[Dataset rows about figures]
::::
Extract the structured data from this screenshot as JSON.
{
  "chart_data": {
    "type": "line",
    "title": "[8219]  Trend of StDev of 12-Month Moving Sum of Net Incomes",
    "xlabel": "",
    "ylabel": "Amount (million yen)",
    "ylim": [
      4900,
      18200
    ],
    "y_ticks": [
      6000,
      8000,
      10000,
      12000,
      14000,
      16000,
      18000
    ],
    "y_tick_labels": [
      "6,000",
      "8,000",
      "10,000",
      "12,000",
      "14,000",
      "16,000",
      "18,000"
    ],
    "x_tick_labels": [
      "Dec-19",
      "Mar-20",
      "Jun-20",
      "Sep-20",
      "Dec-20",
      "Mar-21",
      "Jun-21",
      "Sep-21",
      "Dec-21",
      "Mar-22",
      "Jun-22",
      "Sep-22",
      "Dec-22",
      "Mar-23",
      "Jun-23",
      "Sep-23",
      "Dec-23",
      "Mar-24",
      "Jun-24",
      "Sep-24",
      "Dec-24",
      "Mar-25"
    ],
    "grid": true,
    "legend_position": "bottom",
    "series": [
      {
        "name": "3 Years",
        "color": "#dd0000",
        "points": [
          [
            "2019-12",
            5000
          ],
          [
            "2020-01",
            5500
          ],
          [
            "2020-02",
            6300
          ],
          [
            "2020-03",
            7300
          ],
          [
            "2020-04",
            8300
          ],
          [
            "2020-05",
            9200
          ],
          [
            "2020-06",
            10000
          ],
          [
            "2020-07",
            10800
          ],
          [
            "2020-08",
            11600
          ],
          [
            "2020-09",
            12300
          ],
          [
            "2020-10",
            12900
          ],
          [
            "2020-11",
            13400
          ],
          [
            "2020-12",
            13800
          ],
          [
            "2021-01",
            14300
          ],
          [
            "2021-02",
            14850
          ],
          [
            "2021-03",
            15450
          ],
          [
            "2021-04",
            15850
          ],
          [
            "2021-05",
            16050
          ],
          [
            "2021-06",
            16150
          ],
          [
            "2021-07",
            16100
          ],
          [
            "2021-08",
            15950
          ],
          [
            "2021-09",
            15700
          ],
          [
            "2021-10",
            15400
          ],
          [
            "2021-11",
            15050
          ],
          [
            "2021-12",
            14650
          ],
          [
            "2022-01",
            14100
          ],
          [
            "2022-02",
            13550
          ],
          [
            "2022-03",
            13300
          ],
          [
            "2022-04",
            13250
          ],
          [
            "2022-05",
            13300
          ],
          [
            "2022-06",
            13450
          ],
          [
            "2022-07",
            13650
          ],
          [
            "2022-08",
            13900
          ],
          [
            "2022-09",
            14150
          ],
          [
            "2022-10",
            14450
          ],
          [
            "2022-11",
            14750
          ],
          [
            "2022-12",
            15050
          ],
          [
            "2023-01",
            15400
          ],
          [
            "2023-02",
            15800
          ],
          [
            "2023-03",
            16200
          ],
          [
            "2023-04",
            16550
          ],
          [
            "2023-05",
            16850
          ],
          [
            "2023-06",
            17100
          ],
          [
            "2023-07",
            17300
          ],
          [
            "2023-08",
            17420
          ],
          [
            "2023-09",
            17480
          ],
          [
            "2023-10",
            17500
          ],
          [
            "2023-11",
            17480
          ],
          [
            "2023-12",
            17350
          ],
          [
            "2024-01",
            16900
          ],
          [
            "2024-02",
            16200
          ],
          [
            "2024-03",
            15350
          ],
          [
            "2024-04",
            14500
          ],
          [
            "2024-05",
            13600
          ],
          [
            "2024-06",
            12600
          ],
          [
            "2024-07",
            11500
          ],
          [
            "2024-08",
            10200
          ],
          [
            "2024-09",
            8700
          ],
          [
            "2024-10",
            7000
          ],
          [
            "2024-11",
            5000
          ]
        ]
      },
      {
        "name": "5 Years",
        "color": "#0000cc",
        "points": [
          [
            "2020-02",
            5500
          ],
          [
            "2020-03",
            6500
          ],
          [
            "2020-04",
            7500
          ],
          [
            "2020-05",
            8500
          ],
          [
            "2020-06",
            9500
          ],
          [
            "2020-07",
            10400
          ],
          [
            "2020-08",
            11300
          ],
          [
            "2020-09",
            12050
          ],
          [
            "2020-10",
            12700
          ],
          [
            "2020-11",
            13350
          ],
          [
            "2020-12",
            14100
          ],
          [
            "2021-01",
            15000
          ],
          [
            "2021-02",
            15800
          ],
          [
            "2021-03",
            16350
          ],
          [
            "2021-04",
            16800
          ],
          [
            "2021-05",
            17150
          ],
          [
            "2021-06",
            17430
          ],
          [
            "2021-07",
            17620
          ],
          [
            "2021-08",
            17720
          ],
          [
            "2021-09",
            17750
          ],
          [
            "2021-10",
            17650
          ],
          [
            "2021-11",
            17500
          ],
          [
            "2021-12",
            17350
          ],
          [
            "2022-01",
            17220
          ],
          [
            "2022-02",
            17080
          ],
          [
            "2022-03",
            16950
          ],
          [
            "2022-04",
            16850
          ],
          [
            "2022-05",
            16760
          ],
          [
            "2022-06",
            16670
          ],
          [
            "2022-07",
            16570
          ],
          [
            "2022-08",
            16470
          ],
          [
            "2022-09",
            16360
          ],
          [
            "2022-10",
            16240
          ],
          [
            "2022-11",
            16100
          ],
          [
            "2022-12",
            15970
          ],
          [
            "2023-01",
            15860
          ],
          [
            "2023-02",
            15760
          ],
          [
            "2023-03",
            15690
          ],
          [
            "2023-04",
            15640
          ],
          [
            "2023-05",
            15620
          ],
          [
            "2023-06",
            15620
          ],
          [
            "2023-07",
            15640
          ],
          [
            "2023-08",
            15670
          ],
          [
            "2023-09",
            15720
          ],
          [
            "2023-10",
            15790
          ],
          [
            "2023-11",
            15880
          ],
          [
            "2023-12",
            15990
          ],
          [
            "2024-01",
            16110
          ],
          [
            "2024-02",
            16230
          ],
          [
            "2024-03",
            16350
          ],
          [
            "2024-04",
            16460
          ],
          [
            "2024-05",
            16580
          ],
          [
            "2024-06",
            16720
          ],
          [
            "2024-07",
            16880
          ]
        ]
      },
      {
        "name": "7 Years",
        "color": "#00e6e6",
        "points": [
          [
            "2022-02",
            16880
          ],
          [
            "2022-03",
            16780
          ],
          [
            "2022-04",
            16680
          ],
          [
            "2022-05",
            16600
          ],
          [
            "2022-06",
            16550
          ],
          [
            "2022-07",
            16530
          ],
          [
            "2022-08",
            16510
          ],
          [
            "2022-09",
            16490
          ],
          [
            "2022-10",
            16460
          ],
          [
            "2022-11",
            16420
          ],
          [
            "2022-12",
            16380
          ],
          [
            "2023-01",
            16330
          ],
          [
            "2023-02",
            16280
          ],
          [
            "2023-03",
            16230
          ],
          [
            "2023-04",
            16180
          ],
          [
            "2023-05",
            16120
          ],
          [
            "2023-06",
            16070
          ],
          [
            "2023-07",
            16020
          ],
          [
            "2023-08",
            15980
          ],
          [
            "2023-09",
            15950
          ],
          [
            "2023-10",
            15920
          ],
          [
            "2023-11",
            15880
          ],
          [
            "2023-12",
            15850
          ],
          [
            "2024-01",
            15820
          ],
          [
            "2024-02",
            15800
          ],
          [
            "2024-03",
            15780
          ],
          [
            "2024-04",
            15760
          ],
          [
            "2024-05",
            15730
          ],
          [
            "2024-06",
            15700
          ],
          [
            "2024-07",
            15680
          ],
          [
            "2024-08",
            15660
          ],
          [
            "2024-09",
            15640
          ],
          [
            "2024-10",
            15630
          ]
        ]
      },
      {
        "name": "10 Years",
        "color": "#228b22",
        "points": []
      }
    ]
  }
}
::::
- **REQUIRED TASK**
Copy out each line exactly as written.

- **ANSWER TO THIS EXERCISE**
Extract the structured data from this screenshot as JSON.
{
  "chart_data": {
    "type": "line",
    "title": "[8219]  Trend of StDev of 12-Month Moving Sum of Net Incomes",
    "xlabel": "",
    "ylabel": "Amount (million yen)",
    "ylim": [
      4900,
      18200
    ],
    "y_ticks": [
      6000,
      8000,
      10000,
      12000,
      14000,
      16000,
      18000
    ],
    "y_tick_labels": [
      "6,000",
      "8,000",
      "10,000",
      "12,000",
      "14,000",
      "16,000",
      "18,000"
    ],
    "x_tick_labels": [
      "Dec-19",
      "Mar-20",
      "Jun-20",
      "Sep-20",
      "Dec-20",
      "Mar-21",
      "Jun-21",
      "Sep-21",
      "Dec-21",
      "Mar-22",
      "Jun-22",
      "Sep-22",
      "Dec-22",
      "Mar-23",
      "Jun-23",
      "Sep-23",
      "Dec-23",
      "Mar-24",
      "Jun-24",
      "Sep-24",
      "Dec-24",
      "Mar-25"
    ],
    "grid": true,
    "legend_position": "bottom",
    "series": [
      {
        "name": "3 Years",
        "color": "#dd0000",
        "points": [
          [
            "2019-12",
            5000
          ],
          [
            "2020-01",
            5500
          ],
          [
            "2020-02",
            6300
          ],
          [
            "2020-03",
            7300
          ],
          [
            "2020-04",
            8300
          ],
          [
            "2020-05",
            9200
          ],
          [
            "2020-06",
            10000
          ],
          [
            "2020-07",
            10800
          ],
          [
            "2020-08",
            11600
          ],
          [
            "2020-09",
            12300
          ],
          [
            "2020-10",
            12900
          ],
          [
            "2020-11",
            13400
          ],
          [
            "2020-12",
            13800
          ],
          [
            "2021-01",
            14300
          ],
          [
            "2021-02",
            14850
          ],
          [
            "2021-03",
            15450
          ],
          [
            "2021-04",
            15850
          ],
          [
            "2021-05",
            16050
          ],
          [
            "2021-06",
            16150
          ],
          [
            "2021-07",
            16100
          ],
          [
            "2021-08",
            15950
          ],
          [
            "2021-09",
            15700
          ],
          [
            "2021-10",
            15400
          ],
          [
            "2021-11",
            15050
          ],
          [
            "2021-12",
            14650
          ],
          [
            "2022-01",
            14100
          ],
          [
            "2022-02",
            13550
          ],
          [
            "2022-03",
            13300
          ],
          [
            "2022-04",
            13250
          ],
          [
            "2022-05",
            13300
          ],
          [
            "2022-06",
            13450
          ],
          [
            "2022-07",
            13650
          ],
          [
            "2022-08",
            13900
          ],
          [
            "2022-09",
            14150
          ],
          [
            "2022-10",
            14450
          ],
          [
            "2022-11",
            14750
          ],
          [
            "2022-12",
            15050
          ],
          [
            "2023-01",
            15400
          ],
          [
            "2023-02",
            15800
          ],
          [
            "2023-03",
            16200
          ],
          [
            "2023-04",
            16550
          ],
          [
            "2023-05",
            16850
          ],
          [
            "2023-06",
            17100
          ],
          [
            "2023-07",
            17300
          ],
          [
            "2023-08",
            17420
          ],
          [
            "2023-09",
            17480
          ],
          [
            "2023-10",
            17500
          ],
          [
            "2023-11",
            17480
          ],
          [
            "2023-12",
            17350
          ],
          [
            "2024-01",
            16900
          ],
          [
            "2024-02",
            16200
          ],
          [
            "2024-03",
            15350
          ],
          [
            "2024-04",
            14500
          ],
          [
            "2024-05",
            13600
          ],
          [
            "2024-06",
            12600
          ],
          [
            "2024-07",
            11500
          ],
          [
            "2024-08",
            10200
          ],
          [
            "2024-09",
            8700
          ],
          [
            "2024-10",
            7000
          ],
          [
            "2024-11",
            5000
          ]
        ]
      },
      {
        "name": "5 Years",
        "color": "#0000cc",
        "points": [
          [
            "2020-02",
            5500
          ],
          [
            "2020-03",
            6500
          ],
          [
            "2020-04",
            7500
          ],
          [
            "2020-05",
            8500
          ],
          [
            "2020-06",
            9500
          ],
          [
            "2020-07",
            10400
          ],
          [
            "2020-08",
            11300
          ],
          [
            "2020-09",
            12050
          ],
          [
            "2020-10",
            12700
          ],
          [
            "2020-11",
            13350
          ],
          [
            "2020-12",
            14100
          ],
          [
            "2021-01",
            15000
          ],
          [
            "2021-02",
            15800
          ],
          [
            "2021-03",
            16350
          ],
          [
            "2021-04",
            16800
          ],
          [
            "2021-05",
            17150
          ],
          [
            "2021-06",
            17430
          ],
          [
            "2021-07",
            17620
          ],
          [
            "2021-08",
            17720
          ],
          [
            "2021-09",
            17750
          ],
          [
            "2021-10",
            17650
          ],
          [
            "2021-11",
            17500
          ],
          [
            "2021-12",
            17350
          ],
          [
            "2022-01",
            17220
          ],
          [
            "2022-02",
            17080
          ],
          [
            "2022-03",
            16950
          ],
          [
            "2022-04",
            16850
          ],
          [
            "2022-05",
            16760
          ],
          [
            "2022-06",
            16670
          ],
          [
            "2022-07",
            16570
          ],
          [
            "2022-08",
            16470
          ],
          [
            "2022-09",
            16360
          ],
          [
            "2022-10",
            16240
          ],
          [
            "2022-11",
            16100
          ],
          [
            "2022-12",
            15970
          ],
          [
            "2023-01",
            15860
          ],
          [
            "2023-02",
            15760
          ],
          [
            "2023-03",
            15690
          ],
          [
            "2023-04",
            15640
          ],
          [
            "2023-05",
            15620
          ],
          [
            "2023-06",
            15620
          ],
          [
            "2023-07",
            15640
          ],
          [
            "2023-08",
            15670
          ],
          [
            "2023-09",
            15720
          ],
          [
            "2023-10",
            15790
          ],
          [
            "2023-11",
            15880
          ],
          [
            "2023-12",
            15990
          ],
          [
            "2024-01",
            16110
          ],
          [
            "2024-02",
            16230
          ],
          [
            "2024-03",
            16350
          ],
          [
            "2024-04",
            16460
          ],
          [
            "2024-05",
            16580
          ],
          [
            "2024-06",
            16720
          ],
          [
            "2024-07",
            16880
          ]
        ]
      },
      {
        "name": "7 Years",
        "color": "#00e6e6",
        "points": [
          [
            "2022-02",
            16880
          ],
          [
            "2022-03",
            16780
          ],
          [
            "2022-04",
            16680
          ],
          [
            "2022-05",
            16600
          ],
          [
            "2022-06",
            16550
          ],
          [
            "2022-07",
            16530
          ],
          [
            "2022-08",
            16510
          ],
          [
            "2022-09",
            16490
          ],
          [
            "2022-10",
            16460
          ],
          [
            "2022-11",
            16420
          ],
          [
            "2022-12",
            16380
          ],
          [
            "2023-01",
            16330
          ],
          [
            "2023-02",
            16280
          ],
          [
            "2023-03",
            16230
          ],
          [
            "2023-04",
            16180
          ],
          [
            "2023-05",
            16120
          ],
          [
            "2023-06",
            16070
          ],
          [
            "2023-07",
            16020
          ],
          [
            "2023-08",
            15980
          ],
          [
            "2023-09",
            15950
          ],
          [
            "2023-10",
            15920
          ],
          [
            "2023-11",
            15880
          ],
          [
            "2023-12",
            15850
          ],
          [
            "2024-01",
            15820
          ],
          [
            "2024-02",
            15800
          ],
          [
            "2024-03",
            15780
          ],
          [
            "2024-04",
            15760
          ],
          [
            "2024-05",
            15730
          ],
          [
            "2024-06",
            15700
          ],
          [
            "2024-07",
            15680
          ],
          [
            "2024-08",
            15660
          ],
          [
            "2024-09",
            15640
          ],
          [
            "2024-10",
            15630
          ]
        ]
      },
      {
        "name": "10 Years",
        "color": "#228b22",
        "points": []
      }
    ]
  }
}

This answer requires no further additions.